GIVEN TASK:
Omit the pictures from the entries below and retype everything else exactly.

== RECORD LIST ==

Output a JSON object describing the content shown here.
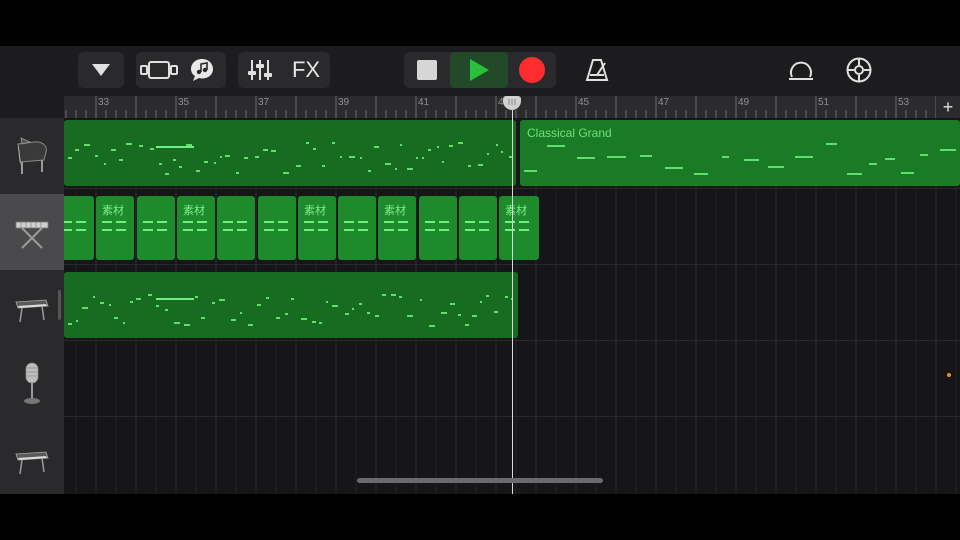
{
  "toolbar": {
    "fx_label": "FX",
    "icons": [
      "browser-toggle-icon",
      "view-toggle-icon",
      "loops-icon",
      "mixer-icon",
      "stop-icon",
      "play-icon",
      "record-icon",
      "metronome-icon",
      "master-effects-icon",
      "settings-icon"
    ],
    "colors": {
      "play": "#27c13b",
      "record": "#ff2d2d",
      "region": "#1a7a26",
      "note": "#5fe06c"
    }
  },
  "ruler": {
    "labels": [
      "33",
      "35",
      "37",
      "39",
      "41",
      "43",
      "45",
      "47",
      "49",
      "51",
      "53"
    ],
    "add_label": "+"
  },
  "tracks": [
    {
      "instrument": "grand-piano-icon",
      "region_name": "Classical Grand"
    },
    {
      "instrument": "keyboard-icon",
      "segment_label": "素材"
    },
    {
      "instrument": "synth-icon"
    },
    {
      "instrument": "microphone-icon"
    },
    {
      "instrument": "synth-icon"
    }
  ]
}
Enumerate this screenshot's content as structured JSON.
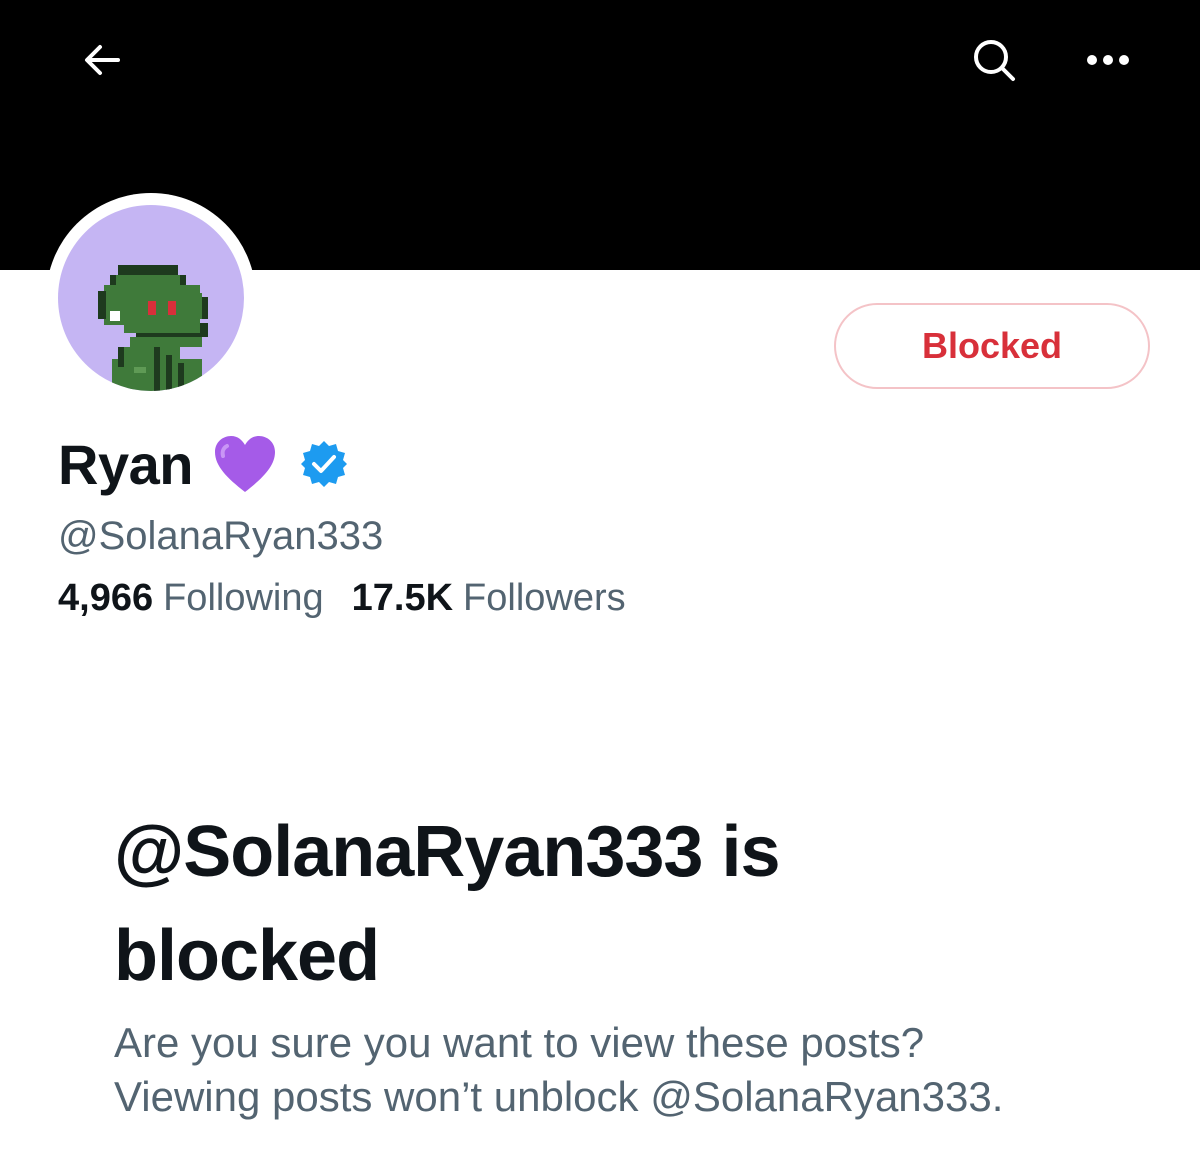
{
  "header": {
    "back_icon": "arrow-left-icon",
    "search_icon": "search-icon",
    "more_icon": "more-horizontal-icon",
    "banner_color": "#000000"
  },
  "profile": {
    "display_name": "Ryan",
    "emoji": "💜",
    "verified": true,
    "handle": "@SolanaRyan333",
    "following_count": "4,966",
    "following_label": "Following",
    "followers_count": "17.5K",
    "followers_label": "Followers",
    "avatar_background": "#c5b5f3"
  },
  "actions": {
    "blocked_label": "Blocked",
    "blocked_color": "#d8303a"
  },
  "blocked_notice": {
    "title": "@SolanaRyan333 is blocked",
    "line1": "Are you sure you want to view these posts?",
    "line2": "Viewing posts won’t unblock @SolanaRyan333."
  }
}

===

TASK ANSWER:
Output a JSON object describing the content shown here.
{
  "toolbar": {
    "fx_label": "FX",
    "icons": [
      "browser-toggle-icon",
      "view-toggle-icon",
      "loops-icon",
      "mixer-icon",
      "stop-icon",
      "play-icon",
      "record-icon",
      "metronome-icon",
      "master-effects-icon",
      "settings-icon"
    ],
    "colors": {
      "play": "#27c13b",
      "record": "#ff2d2d",
      "region": "#1a7a26",
      "note": "#5fe06c"
    }
  },
  "ruler": {
    "labels": [
      "33",
      "35",
      "37",
      "39",
      "41",
      "43",
      "45",
      "47",
      "49",
      "51",
      "53"
    ],
    "add_label": "+"
  },
  "tracks": [
    {
      "instrument": "grand-piano-icon",
      "region_name": "Classical Grand"
    },
    {
      "instrument": "keyboard-icon",
      "segment_label": "素材"
    },
    {
      "instrument": "synth-icon"
    },
    {
      "instrument": "microphone-icon"
    },
    {
      "instrument": "synth-icon"
    }
  ]
}
Enumerate this screenshot's content as structured JSON.
{
  "header": {
    "back_icon": "arrow-left-icon",
    "search_icon": "search-icon",
    "more_icon": "more-horizontal-icon",
    "banner_color": "#000000"
  },
  "profile": {
    "display_name": "Ryan",
    "emoji": "💜",
    "verified": true,
    "handle": "@SolanaRyan333",
    "following_count": "4,966",
    "following_label": "Following",
    "followers_count": "17.5K",
    "followers_label": "Followers",
    "avatar_background": "#c5b5f3"
  },
  "actions": {
    "blocked_label": "Blocked",
    "blocked_color": "#d8303a"
  },
  "blocked_notice": {
    "title": "@SolanaRyan333 is blocked",
    "line1": "Are you sure you want to view these posts?",
    "line2": "Viewing posts won’t unblock @SolanaRyan333."
  }
}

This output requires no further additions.